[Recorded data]
------
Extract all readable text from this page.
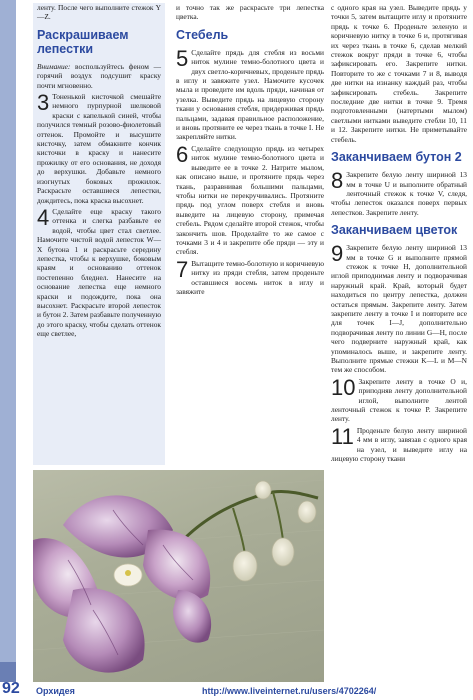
ленту. После чего выполните стежок Y—Z.

Раскрашиваем лепестки

Внимание: воспользуйтесь феном — горячий воздух подсушит краску почти мгновенно.

3 Тоненькой кисточкой смешайте немного пурпурной шелковой краски с капелькой синей, чтобы получился темный розово-фиолетовый оттенок. Промойте и высушите кисточку, затем обмакните кончик кисточки в краску и нанесите прожилку от его основания, не доходя до верхушки. Добавьте немного изогнутых боковых прожилок. Раскрасьте оставшиеся лепестки, дождитесь, пока краска высохнет.

4 Сделайте еще краску такого оттенка и слегка разбавьте ее водой, чтобы цвет стал светлее. Намочите чистой водой лепесток W—X бутона 1 и раскрасьте середину лепестка, чтобы к верхушке, боковым краям и основанию оттенок постепенно бледнел. Нанесите на основание лепестка еще немного краски и подождите, пока она высохнет. Раскрасьте второй лепесток и бутон 2. Затем разбавьте полученную до этого краску, чтобы сделать оттенок еще светлее,

и точно так же раскрасьте три лепестка цветка.

Стебель

5 Сделайте прядь для стебля из восьми ниток мулине темно-болотного цвета и двух светло-коричневых, проденьте прядь в иглу и завяжите узел. Намочите кусочек мыла и проведите им вдоль пряди, начиная от узелка. Выведите прядь на лицевую сторону ткани у основания стебля, придерживая прядь пальцами, задавая правильное расположение, и вновь протяните ее через ткань в точке I. Не закрепляйте нитки.

6 Сделайте следующую прядь из четырех ниток мулине темно-болотного цвета и выведите ее в точке 2. Натрите мылом, как описано выше, и протяните прядь через ткань, разравнивая большими пальцами, чтобы нитки не перекручивались. Протяните прядь под углом поверх стебля и вновь выведите на лицевую сторону, примечая стебель. Рядом сделайте второй стежок, чтобы закончить шов. Проделайте то же самое с точками 3 и 4 и закрепите обе пряди — эту и стебля.

7 Вытащите темно-болотную и коричневую нитку из пряди стебля, затем проденьте оставшиеся восемь ниток в иглу и завяжите

с одного края на узел. Выведите прядь у точки 5, затем вытащите иглу и протяните прядь к точке 6. Проденьте зеленую и коричневую нитку в точке 6 и, протягивая их через ткань в точке 6, сделав мелкий стежок вокруг пряди в точке 6, чтобы зафиксировать его. Закрепите нитки. Повторите то же с точками 7 и 8, выводя две нитки на изнанку каждый раз, чтобы зафиксировать стебель. Закрепите последние две нитки в точке 9. Тремя подготовленными (натертыми мылом) светлыми нитками выведите стебли 10, 11 и 12. Закрепите нитки. Не приметывайте стебель.

Заканчиваем бутон 2

8 Закрепите белую ленту шириной 13 мм в точке U и выполните обратный ленточный стежок к точке V, следя, чтобы лепесток оказался поверх первых лепестков. Закрепите ленту.

Заканчиваем цветок

9 Закрепите белую ленту шириной 13 мм в точке G и выполните прямой стежок к точке H, дополнительной иглой приподнимая ленту и подворачивая наружный край. Край, который будет находиться по центру лепестка, должен остаться прямым. Закрепите ленту. Затем закрепите ленту в точке I и повторите все для точек I—J, дополнительно подворачивая ленту по линии G—H, после чего подверните наружный край, как упоминалось выше, и закрепите ленту. Выполните прямые стежки K—L и M—N тем же способом.

10 Закрепите ленту в точке O и, приподняв ленту дополнительной иглой, выполните лентой ленточный стежок к точке P. Закрепите ленту.

11 Проденьте белую ленту шириной 4 мм в иглу, завязав с одного края на узел, и выведите иглу на лицевую сторону ткани

92	Орхидея	http://www.liveinternet.ru/users/4702264/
------
## Your task:
Return all of the data exactly as written, and drop the pictures.

## Written answer:
Extract all readable text from this page.
ленту. После чего выполните стежок Y—Z.

Раскрашиваем лепестки

Внимание: воспользуйтесь феном — горячий воздух подсушит краску почти мгновенно.

3 Тоненькой кисточкой смешайте немного пурпурной шелковой краски с капелькой синей, чтобы получился темный розово-фиолетовый оттенок. Промойте и высушите кисточку, затем обмакните кончик кисточки в краску и нанесите прожилку от его основания, не доходя до верхушки. Добавьте немного изогнутых боковых прожилок. Раскрасьте оставшиеся лепестки, дождитесь, пока краска высохнет.

4 Сделайте еще краску такого оттенка и слегка разбавьте ее водой, чтобы цвет стал светлее. Намочите чистой водой лепесток W—X бутона 1 и раскрасьте середину лепестка, чтобы к верхушке, боковым краям и основанию оттенок постепенно бледнел. Нанесите на основание лепестка еще немного краски и подождите, пока она высохнет. Раскрасьте второй лепесток и бутон 2. Затем разбавьте полученную до этого краску, чтобы сделать оттенок еще светлее,

и точно так же раскрасьте три лепестка цветка.

Стебель

5 Сделайте прядь для стебля из восьми ниток мулине темно-болотного цвета и двух светло-коричневых, проденьте прядь в иглу и завяжите узел. Намочите кусочек мыла и проведите им вдоль пряди, начиная от узелка. Выведите прядь на лицевую сторону ткани у основания стебля, придерживая прядь пальцами, задавая правильное расположение, и вновь протяните ее через ткань в точке I. Не закрепляйте нитки.

6 Сделайте следующую прядь из четырех ниток мулине темно-болотного цвета и выведите ее в точке 2. Натрите мылом, как описано выше, и протяните прядь через ткань, разравнивая большими пальцами, чтобы нитки не перекручивались. Протяните прядь под углом поверх стебля и вновь выведите на лицевую сторону, примечая стебель. Рядом сделайте второй стежок, чтобы закончить шов. Проделайте то же самое с точками 3 и 4 и закрепите обе пряди — эту и стебля.

7 Вытащите темно-болотную и коричневую нитку из пряди стебля, затем проденьте оставшиеся восемь ниток в иглу и завяжите

с одного края на узел. Выведите прядь у точки 5, затем вытащите иглу и протяните прядь к точке 6. Проденьте зеленую и коричневую нитку в точке 6 и, протягивая их через ткань в точке 6, сделав мелкий стежок вокруг пряди в точке 6, чтобы зафиксировать его. Закрепите нитки. Повторите то же с точками 7 и 8, выводя две нитки на изнанку каждый раз, чтобы зафиксировать стебель. Закрепите последние две нитки в точке 9. Тремя подготовленными (натертыми мылом) светлыми нитками выведите стебли 10, 11 и 12. Закрепите нитки. Не приметывайте стебель.

Заканчиваем бутон 2

8 Закрепите белую ленту шириной 13 мм в точке U и выполните обратный ленточный стежок к точке V, следя, чтобы лепесток оказался поверх первых лепестков. Закрепите ленту.

Заканчиваем цветок

9 Закрепите белую ленту шириной 13 мм в точке G и выполните прямой стежок к точке H, дополнительной иглой приподнимая ленту и подворачивая наружный край. Край, который будет находиться по центру лепестка, должен остаться прямым. Закрепите ленту. Затем закрепите ленту в точке I и повторите все для точек I—J, дополнительно подворачивая ленту по линии G—H, после чего подверните наружный край, как упоминалось выше, и закрепите ленту. Выполните прямые стежки K—L и M—N тем же способом.

10 Закрепите ленту в точке O и, приподняв ленту дополнительной иглой, выполните лентой ленточный стежок к точке P. Закрепите ленту.

11 Проденьте белую ленту шириной 4 мм в иглу, завязав с одного края на узел, и выведите иглу на лицевую сторону ткани

92	Орхидея	http://www.liveinternet.ru/users/4702264/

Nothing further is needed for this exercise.